## EXERCISE REQUIREMENTS
Write out each entry, exactly the way it appears.

— START DATASET EXTRACT —

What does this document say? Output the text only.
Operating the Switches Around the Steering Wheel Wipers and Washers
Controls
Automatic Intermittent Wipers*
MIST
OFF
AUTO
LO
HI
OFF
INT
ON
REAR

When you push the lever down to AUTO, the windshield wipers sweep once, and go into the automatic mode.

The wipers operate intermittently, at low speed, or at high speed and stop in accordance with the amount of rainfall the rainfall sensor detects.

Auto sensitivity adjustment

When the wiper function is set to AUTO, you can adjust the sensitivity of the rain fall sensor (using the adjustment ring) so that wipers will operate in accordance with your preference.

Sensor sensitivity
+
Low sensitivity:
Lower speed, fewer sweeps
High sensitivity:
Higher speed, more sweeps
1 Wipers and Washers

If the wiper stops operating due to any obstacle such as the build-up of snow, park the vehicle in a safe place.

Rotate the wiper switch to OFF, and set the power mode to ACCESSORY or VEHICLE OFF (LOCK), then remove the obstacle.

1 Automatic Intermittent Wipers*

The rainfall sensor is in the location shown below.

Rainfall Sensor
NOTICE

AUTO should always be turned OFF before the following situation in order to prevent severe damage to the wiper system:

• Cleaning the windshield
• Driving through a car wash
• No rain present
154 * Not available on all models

— END DATASET EXTRACT —

## TASK ANSWER
What does this document say? Output the text only.
Operating the Switches Around the Steering Wheel Wipers and Washers
Controls
Automatic Intermittent Wipers*
MIST
OFF
AUTO
LO
HI
OFF
INT
ON
REAR

When you push the lever down to AUTO, the windshield wipers sweep once, and go into the automatic mode.

The wipers operate intermittently, at low speed, or at high speed and stop in accordance with the amount of rainfall the rainfall sensor detects.

Auto sensitivity adjustment

When the wiper function is set to AUTO, you can adjust the sensitivity of the rain fall sensor (using the adjustment ring) so that wipers will operate in accordance with your preference.

Sensor sensitivity
+
Low sensitivity:
Lower speed, fewer sweeps
High sensitivity:
Higher speed, more sweeps
1 Wipers and Washers

If the wiper stops operating due to any obstacle such as the build-up of snow, park the vehicle in a safe place.

Rotate the wiper switch to OFF, and set the power mode to ACCESSORY or VEHICLE OFF (LOCK), then remove the obstacle.

1 Automatic Intermittent Wipers*

The rainfall sensor is in the location shown below.

Rainfall Sensor
NOTICE

AUTO should always be turned OFF before the following situation in order to prevent severe damage to the wiper system:

• Cleaning the windshield
• Driving through a car wash
• No rain present
154 * Not available on all models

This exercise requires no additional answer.